*** Data shown Section Begins ***
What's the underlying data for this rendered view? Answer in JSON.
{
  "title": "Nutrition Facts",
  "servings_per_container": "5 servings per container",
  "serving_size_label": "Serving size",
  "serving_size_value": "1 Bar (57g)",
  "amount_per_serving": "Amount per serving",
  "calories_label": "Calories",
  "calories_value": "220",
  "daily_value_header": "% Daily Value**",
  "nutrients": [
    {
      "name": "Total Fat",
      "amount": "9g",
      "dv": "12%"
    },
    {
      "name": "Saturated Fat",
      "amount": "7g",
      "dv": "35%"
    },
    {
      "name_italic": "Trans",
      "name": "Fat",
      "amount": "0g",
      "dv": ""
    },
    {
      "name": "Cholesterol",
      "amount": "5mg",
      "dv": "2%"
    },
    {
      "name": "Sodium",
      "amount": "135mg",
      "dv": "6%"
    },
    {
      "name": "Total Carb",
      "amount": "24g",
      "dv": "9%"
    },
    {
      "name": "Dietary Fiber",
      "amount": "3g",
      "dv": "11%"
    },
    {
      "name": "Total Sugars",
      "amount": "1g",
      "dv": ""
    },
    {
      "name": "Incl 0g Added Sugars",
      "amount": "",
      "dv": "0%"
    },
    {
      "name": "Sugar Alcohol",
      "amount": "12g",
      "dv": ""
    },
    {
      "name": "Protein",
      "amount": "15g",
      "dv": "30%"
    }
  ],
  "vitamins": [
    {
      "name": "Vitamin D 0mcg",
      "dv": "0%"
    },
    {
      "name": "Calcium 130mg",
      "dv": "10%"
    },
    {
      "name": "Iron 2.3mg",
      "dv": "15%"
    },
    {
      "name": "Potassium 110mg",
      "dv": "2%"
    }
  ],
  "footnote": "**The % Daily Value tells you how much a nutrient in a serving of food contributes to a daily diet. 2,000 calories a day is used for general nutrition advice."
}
*** Data shown Section Ends ***
A complete, exact repeat of the records is the required answer.

--- Answer box ---
What's the underlying data for this rendered view? Answer in JSON.
{
  "title": "Nutrition Facts",
  "servings_per_container": "5 servings per container",
  "serving_size_label": "Serving size",
  "serving_size_value": "1 Bar (57g)",
  "amount_per_serving": "Amount per serving",
  "calories_label": "Calories",
  "calories_value": "220",
  "daily_value_header": "% Daily Value**",
  "nutrients": [
    {
      "name": "Total Fat",
      "amount": "9g",
      "dv": "12%"
    },
    {
      "name": "Saturated Fat",
      "amount": "7g",
      "dv": "35%"
    },
    {
      "name_italic": "Trans",
      "name": "Fat",
      "amount": "0g",
      "dv": ""
    },
    {
      "name": "Cholesterol",
      "amount": "5mg",
      "dv": "2%"
    },
    {
      "name": "Sodium",
      "amount": "135mg",
      "dv": "6%"
    },
    {
      "name": "Total Carb",
      "amount": "24g",
      "dv": "9%"
    },
    {
      "name": "Dietary Fiber",
      "amount": "3g",
      "dv": "11%"
    },
    {
      "name": "Total Sugars",
      "amount": "1g",
      "dv": ""
    },
    {
      "name": "Incl 0g Added Sugars",
      "amount": "",
      "dv": "0%"
    },
    {
      "name": "Sugar Alcohol",
      "amount": "12g",
      "dv": ""
    },
    {
      "name": "Protein",
      "amount": "15g",
      "dv": "30%"
    }
  ],
  "vitamins": [
    {
      "name": "Vitamin D 0mcg",
      "dv": "0%"
    },
    {
      "name": "Calcium 130mg",
      "dv": "10%"
    },
    {
      "name": "Iron 2.3mg",
      "dv": "15%"
    },
    {
      "name": "Potassium 110mg",
      "dv": "2%"
    }
  ],
  "footnote": "**The % Daily Value tells you how much a nutrient in a serving of food contributes to a daily diet. 2,000 calories a day is used for general nutrition advice."
}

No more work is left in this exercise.